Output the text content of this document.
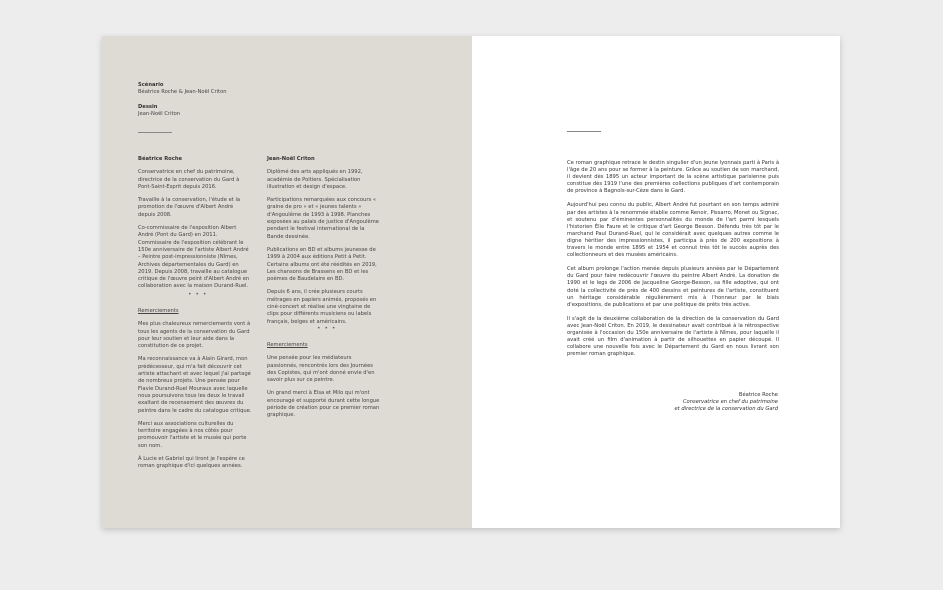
Scénario
Béatrice Roche & Jean-Noël Criton
Dessin
Jean-Noël Criton
Béatrice Roche

Conservatrice en chef du patrimoine, directrice de la conservation du Gard à Pont-Saint-Esprit depuis 2016.

Travaille à la conservation, l'étude et la promotion de l'œuvre d'Albert André depuis 2008.

Co-commissaire de l'exposition Albert André (Pont du Gard) en 2011. Commissaire de l'exposition célébrant le 150e anniversaire de l'artiste Albert André – Peintre post-impressionniste (Nîmes, Archives départementales du Gard) en 2019. Depuis 2008, travaille au catalogue critique de l'œuvre peint d'Albert André en collaboration avec la maison Durand-Ruel.

• • •
Remerciements

Mes plus chaleureux remerciements vont à tous les agents de la conservation du Gard pour leur soutien et leur aide dans la constitution de ce projet.

Ma reconnaissance va à Alain Girard, mon prédécesseur, qui m'a fait découvrir cet artiste attachant et avec lequel j'ai partagé de nombreux projets. Une pensée pour Flavie Durand-Ruel Mouraux avec laquelle nous poursuivons tous les deux le travail exaltant de recensement des œuvres du peintre dans le cadre du catalogue critique.

Merci aux associations culturelles du territoire engagées à nos côtés pour promouvoir l'artiste et le musée qui porte son nom.

À Lucie et Gabriel qui liront je l'espère ce roman graphique d'ici quelques années.

Jean-Noël Criton

Diplômé des arts appliqués en 1992, académie de Poitiers. Spécialisation illustration et design d'espace.

Participations remarquées aux concours « graine de pro » et « jeunes talents » d'Angoulême de 1993 à 1998. Planches exposées au palais de justice d'Angoulême pendant le festival international de la Bande dessinée.

Publications en BD et albums jeunesse de 1999 à 2004 aux éditions Petit à Petit. Certains albums ont été réédités en 2019, Les chansons de Brassens en BD et les poèmes de Baudelaire en BD.

Depuis 6 ans, il crée plusieurs courts métrages en papiers animés, proposés en ciné-concert et réalise une vingtaine de clips pour différents musiciens ou labels français, belges et américains.

• • •
Remerciements

Une pensée pour les médiateurs passionnés, rencontrés lors des Journées des Copistes, qui m'ont donné envie d'en savoir plus sur ce peintre.

Un grand merci à Elsa et Milo qui m'ont encouragé et supporté durant cette longue période de création pour ce premier roman graphique.

Ce roman graphique retrace le destin singulier d'un jeune lyonnais parti à Paris à l'âge de 20 ans pour se former à la peinture. Grâce au soutien de son marchand, il devient dès 1895 un acteur important de la scène artistique parisienne puis constitue dès 1919 l'une des premières collections publiques d'art contemporain de province à Bagnols-sur-Cèze dans le Gard.

Aujourd'hui peu connu du public, Albert André fut pourtant en son temps admiré par des artistes à la renommée établie comme Renoir, Pissarro, Monet ou Signac, et soutenu par d'éminentes personnalités du monde de l'art parmi lesquels l'historien Élie Faure et le critique d'art George Besson. Défendu très tôt par le marchand Paul Durand-Ruel, qui le considérait avec quelques autres comme le digne héritier des impressionnistes, il participa à près de 200 expositions à travers le monde entre 1895 et 1954 et connut très tôt le succès auprès des collectionneurs et des musées américains.

Cet album prolonge l'action menée depuis plusieurs années par le Département du Gard pour faire redécouvrir l'œuvre du peintre Albert André. La donation de 1990 et le legs de 2006 de Jacqueline George-Besson, sa fille adoptive, qui ont doté la collectivité de près de 400 dessins et peintures de l'artiste, constituent un héritage considérable régulièrement mis à l'honneur par le biais d'expositions, de publications et par une politique de prêts très active.

Il s'agit de la deuxième collaboration de la direction de la conservation du Gard avec Jean-Noël Criton. En 2019, le dessinateur avait contribué à la rétrospective organisée à l'occasion du 150e anniversaire de l'artiste à Nîmes, pour laquelle il avait créé un film d'animation à partir de silhouettes en papier découpé. Il collabore une nouvelle fois avec le Département du Gard en nous livrant son premier roman graphique.

Béatrice Roche
Conservatrice en chef du patrimoine
et directrice de la conservation du Gard
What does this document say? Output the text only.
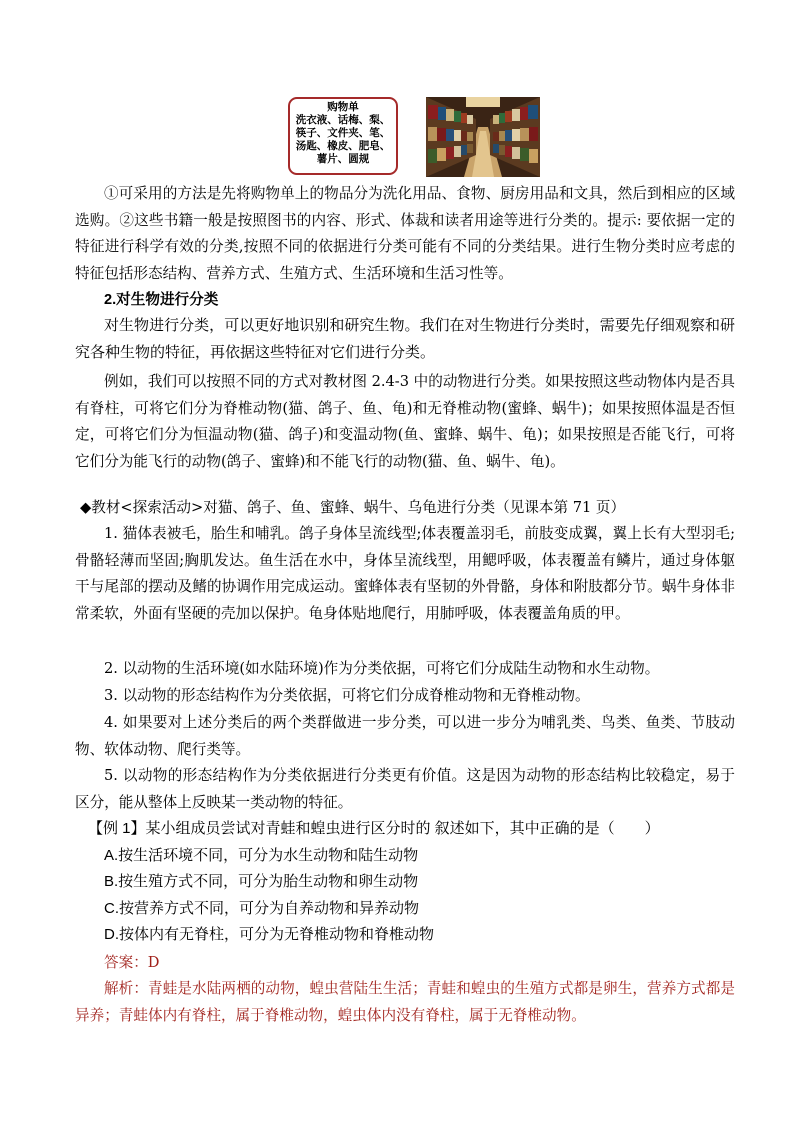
购物单
洗衣液、话梅、梨、
筷子、文件夹、笔、
汤匙、橡皮、肥皂、
薯片、圆规

①可采用的方法是先将购物单上的物品分为洗化用品、食物、厨房用品和文具，然后到相应的区域选购。②这些书籍一般是按照图书的内容、形式、体裁和读者用途等进行分类的。提示: 要依据一定的特征进行科学有效的分类,按照不同的依据进行分类可能有不同的分类结果。进行生物分类时应考虑的特征包括形态结构、营养方式、生殖方式、生活环境和生活习性等。

2.对生物进行分类

对生物进行分类，可以更好地识别和研究生物。我们在对生物进行分类时，需要先仔细观察和研究各种生物的特征，再依据这些特征对它们进行分类。

例如，我们可以按照不同的方式对教材图 2.4-3 中的动物进行分类。如果按照这些动物体内是否具有脊柱，可将它们分为脊椎动物(猫、鸽子、鱼、龟)和无脊椎动物(蜜蜂、蜗牛)；如果按照体温是否恒定，可将它们分为恒温动物(猫、鸽子)和变温动物(鱼、蜜蜂、蜗牛、龟)；如果按照是否能飞行，可将它们分为能飞行的动物(鸽子、蜜蜂)和不能飞行的动物(猫、鱼、蜗牛、龟)。

◆教材<探索活动>对猫、鸽子、鱼、蜜蜂、蜗牛、乌龟进行分类（见课本第 71 页）

1. 猫体表被毛，胎生和哺乳。鸽子身体呈流线型;体表覆盖羽毛，前肢变成翼，翼上长有大型羽毛;骨骼轻薄而坚固;胸肌发达。鱼生活在水中，身体呈流线型，用鳃呼吸，体表覆盖有鳞片，通过身体躯干与尾部的摆动及鳍的协调作用完成运动。蜜蜂体表有坚韧的外骨骼，身体和附肢都分节。蜗牛身体非常柔软，外面有坚硬的壳加以保护。龟身体贴地爬行，用肺呼吸，体表覆盖角质的甲。

2. 以动物的生活环境(如水陆环境)作为分类依据，可将它们分成陆生动物和水生动物。

3. 以动物的形态结构作为分类依据，可将它们分成脊椎动物和无脊椎动物。

4. 如果要对上述分类后的两个类群做进一步分类，可以进一步分为哺乳类、鸟类、鱼类、节肢动物、软体动物、爬行类等。

5. 以动物的形态结构作为分类依据进行分类更有价值。这是因为动物的形态结构比较稳定，易于区分，能从整体上反映某一类动物的特征。

【例 1】某小组成员尝试对青蛙和蝗虫进行区分时的 叙述如下，其中正确的是（　　）

A.按生活环境不同，可分为水生动物和陆生动物

B.按生殖方式不同，可分为胎生动物和卵生动物

C.按营养方式不同，可分为自养动物和异养动物

D.按体内有无脊柱，可分为无脊椎动物和脊椎动物

答案：D

解析：青蛙是水陆两栖的动物，蝗虫营陆生生活；青蛙和蝗虫的生殖方式都是卵生，营养方式都是异养；青蛙体内有脊柱，属于脊椎动物，蝗虫体内没有脊柱，属于无脊椎动物。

### EXERCISE
Among the records above, find each line holding the string "text" and pull it out.

### RESPONSE TO THE TASK
Output the text content of this document.
What does this document say? Output the text only.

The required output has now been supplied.